Exercise » Go through the lines below and copy each one that holds the string "Momentum".

======== Input ========

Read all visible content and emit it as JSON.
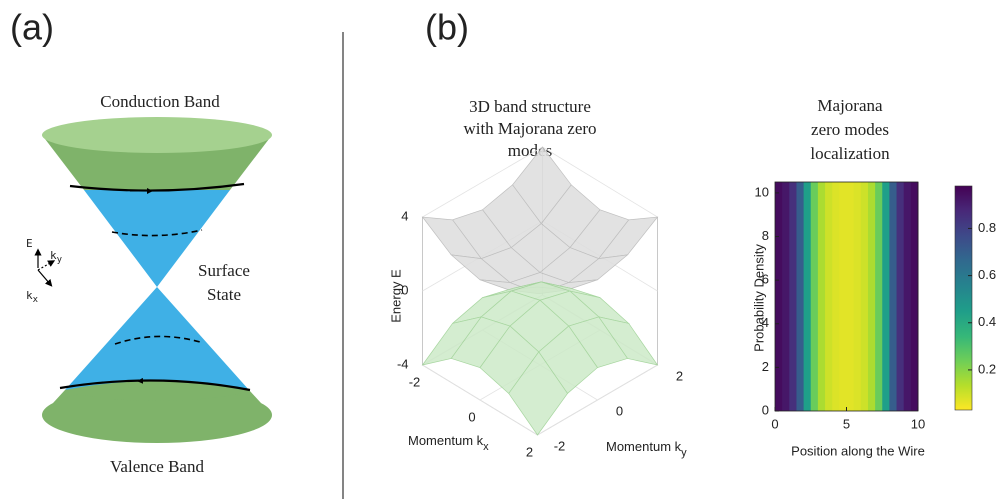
{
  "panel_a": {
    "label": "(a)",
    "top_label": "Conduction Band",
    "surface_label": [
      "Surface",
      "State"
    ],
    "bottom_label": "Valence Band",
    "axes": {
      "e": "E",
      "ky": "k",
      "ky_sub": "y",
      "kx": "k",
      "kx_sub": "x"
    }
  },
  "panel_b_label": "(b)",
  "chart_data": [
    {
      "type": "surface",
      "title": [
        "3D band structure",
        "with Majorana zero",
        "modes"
      ],
      "xlabel": "Momentum k",
      "xlabel_sub": "x",
      "ylabel": "Momentum k",
      "ylabel_sub": "y",
      "zlabel": "Energy E",
      "x": [
        -2,
        -1,
        0,
        1,
        2
      ],
      "y": [
        -2,
        -1,
        0,
        1,
        2
      ],
      "xlim": [
        -2,
        2
      ],
      "ylim": [
        -2,
        2
      ],
      "zlim": [
        -4,
        4
      ],
      "xticks": [
        -2,
        0,
        2
      ],
      "yticks": [
        -2,
        0,
        2
      ],
      "zticks": [
        -4,
        0,
        4
      ],
      "grid": true,
      "series": [
        {
          "color": "#dedede",
          "values": [
            [
              4,
              2.9,
              2.5,
              2.9,
              4
            ],
            [
              2.9,
              1.75,
              1.4,
              1.75,
              2.9
            ],
            [
              2.5,
              1.4,
              1,
              1.4,
              2.5
            ],
            [
              2.9,
              1.75,
              1.4,
              1.75,
              2.9
            ],
            [
              4,
              2.9,
              2.5,
              2.9,
              4
            ]
          ]
        },
        {
          "color": "#cdeac8",
          "values": [
            [
              -4,
              -2.7,
              -2.25,
              -2.7,
              -4
            ],
            [
              -2.7,
              -1.4,
              -0.95,
              -1.4,
              -2.7
            ],
            [
              -2.25,
              -0.95,
              -0.5,
              -0.95,
              -2.25
            ],
            [
              -2.7,
              -1.4,
              -0.95,
              -1.4,
              -2.7
            ],
            [
              -4,
              -2.7,
              -2.25,
              -2.7,
              -4
            ]
          ]
        }
      ]
    },
    {
      "type": "heatmap",
      "title": [
        "Majorana",
        "zero modes",
        "localization"
      ],
      "xlabel": "Position along the Wire",
      "ylabel": "Probability Density",
      "x": [
        0.25,
        0.75,
        1.25,
        1.75,
        2.25,
        2.75,
        3.25,
        3.75,
        4.25,
        4.75,
        5.25,
        5.75,
        6.25,
        6.75,
        7.25,
        7.75,
        8.25,
        8.75,
        9.25,
        9.75
      ],
      "values": [
        0.95,
        0.92,
        0.85,
        0.7,
        0.45,
        0.25,
        0.15,
        0.1,
        0.08,
        0.07,
        0.07,
        0.08,
        0.1,
        0.15,
        0.25,
        0.45,
        0.7,
        0.85,
        0.92,
        0.95
      ],
      "xlim": [
        0,
        10
      ],
      "ylim": [
        0,
        10.5
      ],
      "xticks": [
        0,
        5,
        10
      ],
      "yticks": [
        0,
        2,
        4,
        6,
        8,
        10
      ],
      "colormap": "viridis_r",
      "clim": [
        0.03,
        0.98
      ],
      "cticks": [
        0.2,
        0.4,
        0.6,
        0.8
      ]
    }
  ]
}
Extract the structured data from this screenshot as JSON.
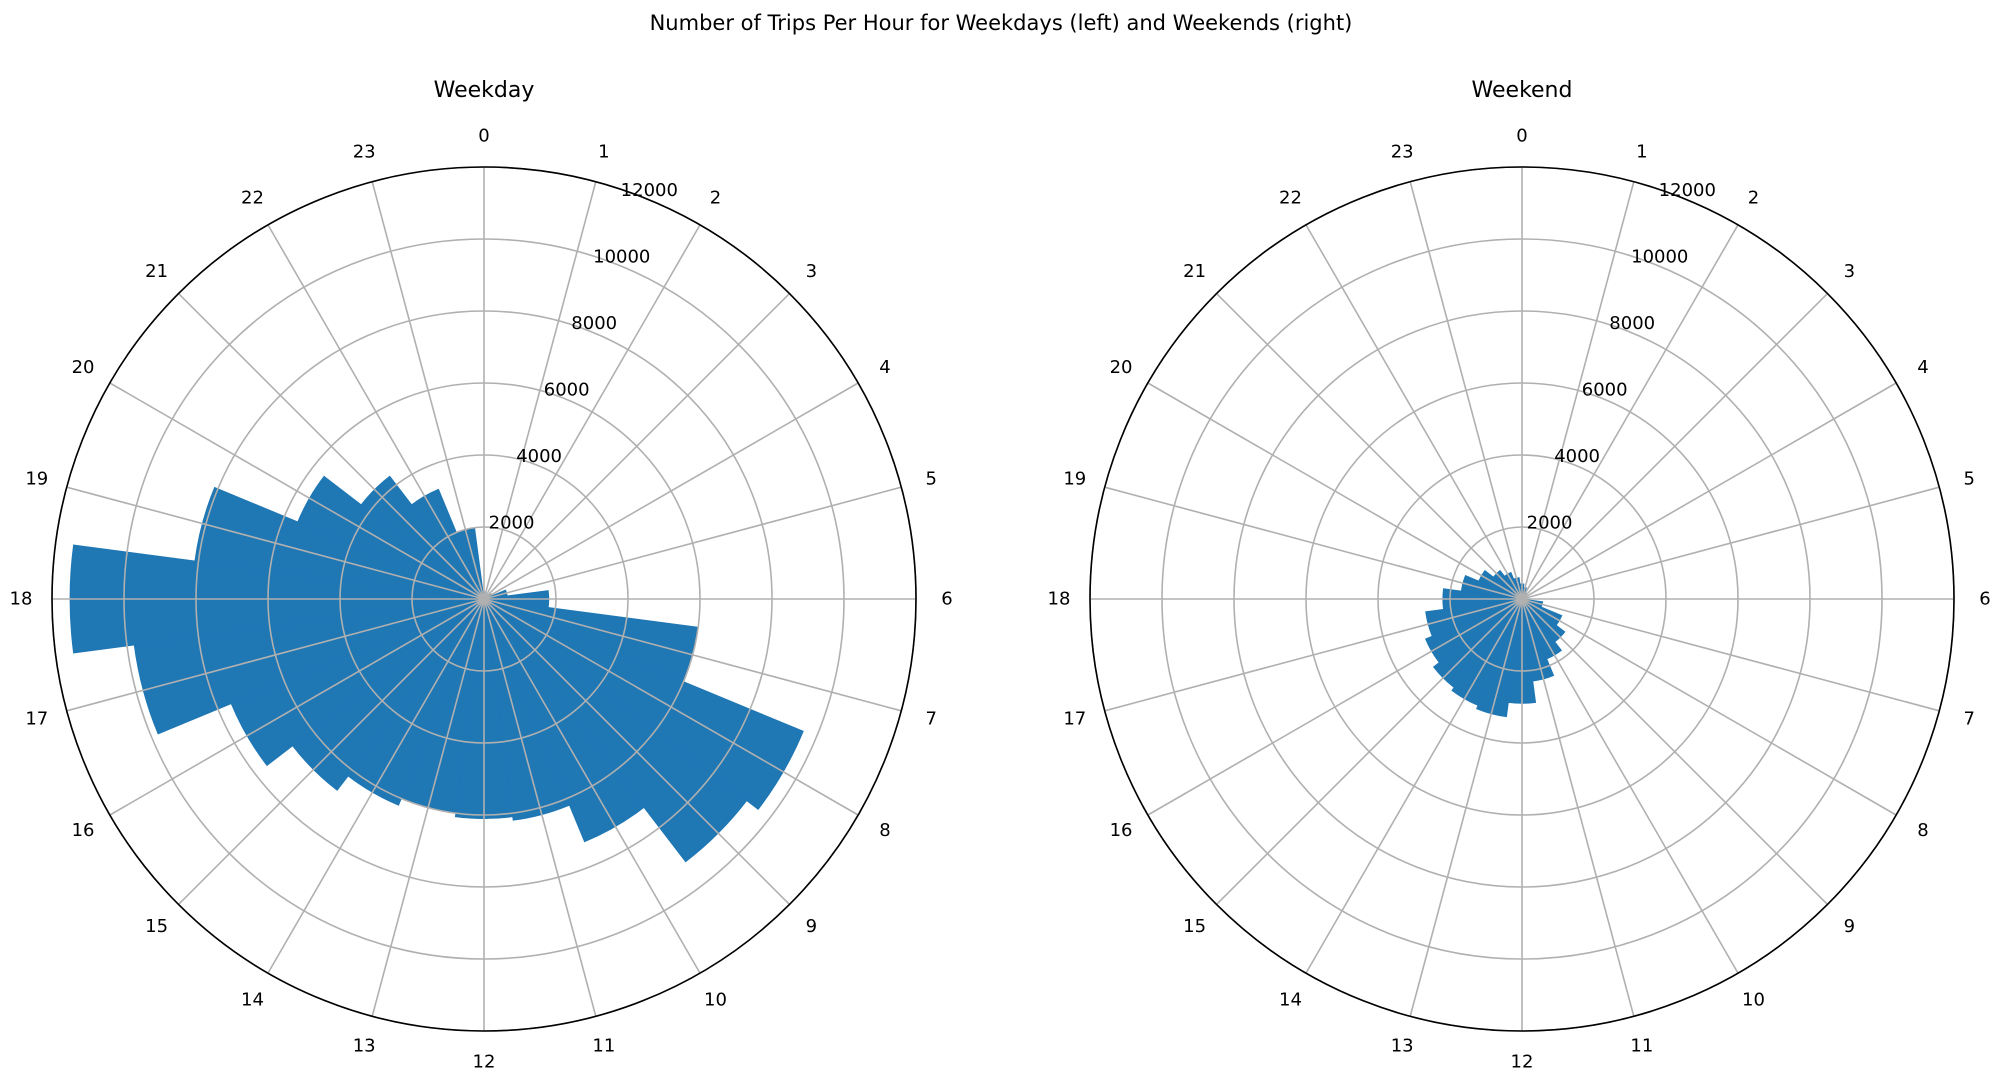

========

Solution to the problem »
      "xlabel": "Momentum k",
      "ylabel": "Momentum k",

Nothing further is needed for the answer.